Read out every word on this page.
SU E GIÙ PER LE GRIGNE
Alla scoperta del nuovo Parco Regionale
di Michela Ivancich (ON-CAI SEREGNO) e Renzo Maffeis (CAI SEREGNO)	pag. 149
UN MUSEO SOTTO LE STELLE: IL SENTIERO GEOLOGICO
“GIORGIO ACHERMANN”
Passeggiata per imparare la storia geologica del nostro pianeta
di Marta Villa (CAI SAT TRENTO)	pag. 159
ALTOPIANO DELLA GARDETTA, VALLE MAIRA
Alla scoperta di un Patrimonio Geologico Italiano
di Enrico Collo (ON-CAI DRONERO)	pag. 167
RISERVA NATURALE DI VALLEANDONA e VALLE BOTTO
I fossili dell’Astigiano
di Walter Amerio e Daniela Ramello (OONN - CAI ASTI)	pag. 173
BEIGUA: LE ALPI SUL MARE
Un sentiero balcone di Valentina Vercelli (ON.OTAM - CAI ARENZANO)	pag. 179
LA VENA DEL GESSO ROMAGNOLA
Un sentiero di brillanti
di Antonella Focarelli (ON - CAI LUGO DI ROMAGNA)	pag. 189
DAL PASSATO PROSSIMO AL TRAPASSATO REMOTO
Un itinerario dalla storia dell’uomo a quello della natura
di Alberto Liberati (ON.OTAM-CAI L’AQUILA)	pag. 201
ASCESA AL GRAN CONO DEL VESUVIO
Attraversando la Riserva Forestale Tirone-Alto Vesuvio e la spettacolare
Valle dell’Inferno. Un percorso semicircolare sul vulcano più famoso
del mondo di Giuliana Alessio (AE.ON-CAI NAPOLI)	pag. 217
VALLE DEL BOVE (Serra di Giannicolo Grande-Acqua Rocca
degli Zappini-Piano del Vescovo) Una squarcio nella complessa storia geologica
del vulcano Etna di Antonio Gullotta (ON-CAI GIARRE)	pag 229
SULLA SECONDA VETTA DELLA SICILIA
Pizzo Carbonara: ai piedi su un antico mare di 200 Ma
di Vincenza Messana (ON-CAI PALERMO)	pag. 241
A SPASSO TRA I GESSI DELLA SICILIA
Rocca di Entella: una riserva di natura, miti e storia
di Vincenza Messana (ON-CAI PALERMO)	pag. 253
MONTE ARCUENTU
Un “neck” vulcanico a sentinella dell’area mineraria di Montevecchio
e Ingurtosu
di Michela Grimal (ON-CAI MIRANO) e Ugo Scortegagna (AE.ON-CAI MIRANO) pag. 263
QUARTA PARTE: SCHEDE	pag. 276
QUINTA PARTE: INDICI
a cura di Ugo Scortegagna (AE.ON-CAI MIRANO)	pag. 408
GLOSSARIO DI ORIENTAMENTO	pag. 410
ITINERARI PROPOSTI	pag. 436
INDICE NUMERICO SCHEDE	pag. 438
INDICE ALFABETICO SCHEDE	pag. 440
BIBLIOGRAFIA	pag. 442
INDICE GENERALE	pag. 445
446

==

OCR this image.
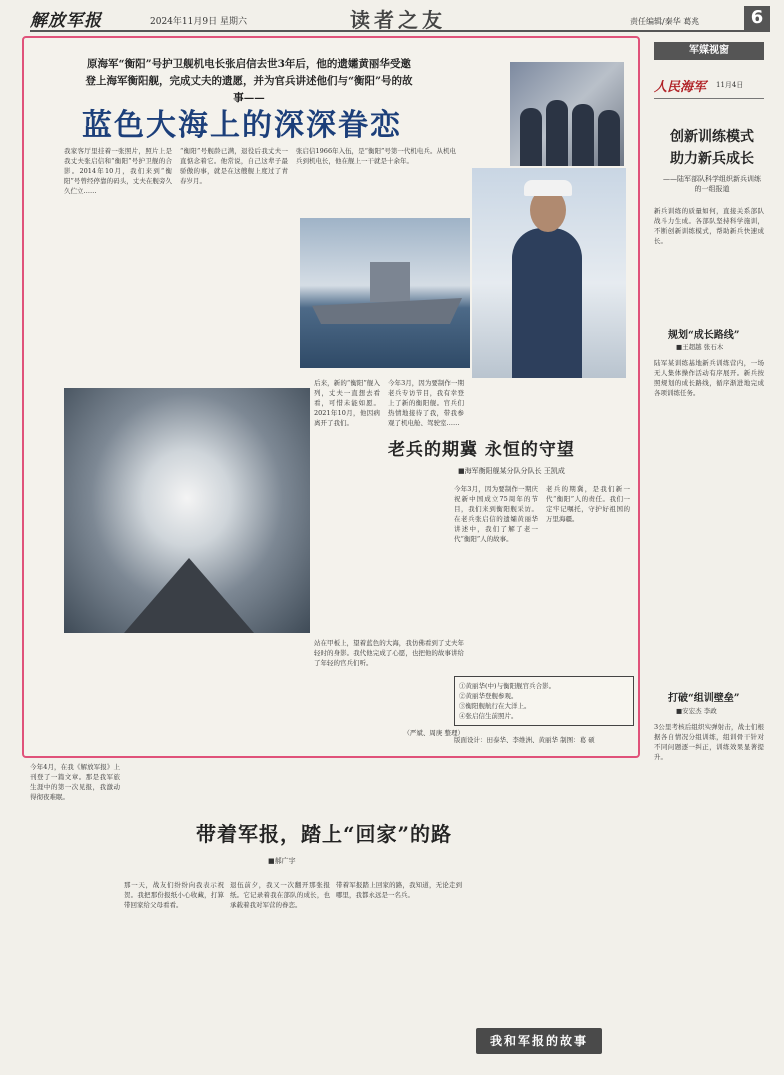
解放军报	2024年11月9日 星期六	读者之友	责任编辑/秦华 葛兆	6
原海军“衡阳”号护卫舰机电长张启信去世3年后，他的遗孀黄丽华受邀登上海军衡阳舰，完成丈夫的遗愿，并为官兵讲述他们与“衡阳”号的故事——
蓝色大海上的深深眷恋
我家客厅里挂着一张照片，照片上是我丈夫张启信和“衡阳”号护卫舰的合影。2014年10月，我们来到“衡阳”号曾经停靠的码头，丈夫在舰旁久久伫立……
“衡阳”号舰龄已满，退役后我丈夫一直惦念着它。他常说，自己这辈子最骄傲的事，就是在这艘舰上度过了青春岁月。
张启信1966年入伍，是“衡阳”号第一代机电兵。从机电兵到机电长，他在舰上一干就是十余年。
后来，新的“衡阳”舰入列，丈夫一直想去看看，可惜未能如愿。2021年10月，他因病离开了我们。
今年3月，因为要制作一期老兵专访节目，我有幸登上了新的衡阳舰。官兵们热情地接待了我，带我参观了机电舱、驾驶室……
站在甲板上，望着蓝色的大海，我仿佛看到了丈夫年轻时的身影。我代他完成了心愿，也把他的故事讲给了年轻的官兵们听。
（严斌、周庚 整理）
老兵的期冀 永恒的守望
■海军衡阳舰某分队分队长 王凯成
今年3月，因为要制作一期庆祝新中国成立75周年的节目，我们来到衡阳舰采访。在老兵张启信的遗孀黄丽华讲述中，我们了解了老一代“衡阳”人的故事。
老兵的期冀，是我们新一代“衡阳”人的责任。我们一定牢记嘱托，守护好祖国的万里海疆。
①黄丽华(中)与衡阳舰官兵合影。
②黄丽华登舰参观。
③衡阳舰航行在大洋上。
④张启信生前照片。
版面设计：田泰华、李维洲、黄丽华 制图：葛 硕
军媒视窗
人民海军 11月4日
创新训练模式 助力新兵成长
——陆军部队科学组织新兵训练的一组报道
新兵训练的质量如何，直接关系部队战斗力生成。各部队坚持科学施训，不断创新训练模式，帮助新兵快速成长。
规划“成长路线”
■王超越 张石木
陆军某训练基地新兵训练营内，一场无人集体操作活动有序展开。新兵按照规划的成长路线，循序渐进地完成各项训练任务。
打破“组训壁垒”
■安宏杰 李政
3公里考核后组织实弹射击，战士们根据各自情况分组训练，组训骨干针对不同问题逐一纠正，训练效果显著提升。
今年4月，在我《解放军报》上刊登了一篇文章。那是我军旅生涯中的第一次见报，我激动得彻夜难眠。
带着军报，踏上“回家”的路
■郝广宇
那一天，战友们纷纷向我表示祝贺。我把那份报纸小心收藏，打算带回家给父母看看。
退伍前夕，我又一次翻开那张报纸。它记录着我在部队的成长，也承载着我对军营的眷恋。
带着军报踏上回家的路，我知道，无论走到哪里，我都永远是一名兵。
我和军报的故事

> **Exercise task**: Read the data above and count the lines that include "OTAM". Answer only with the count.

> **Solution to this exercise**: 2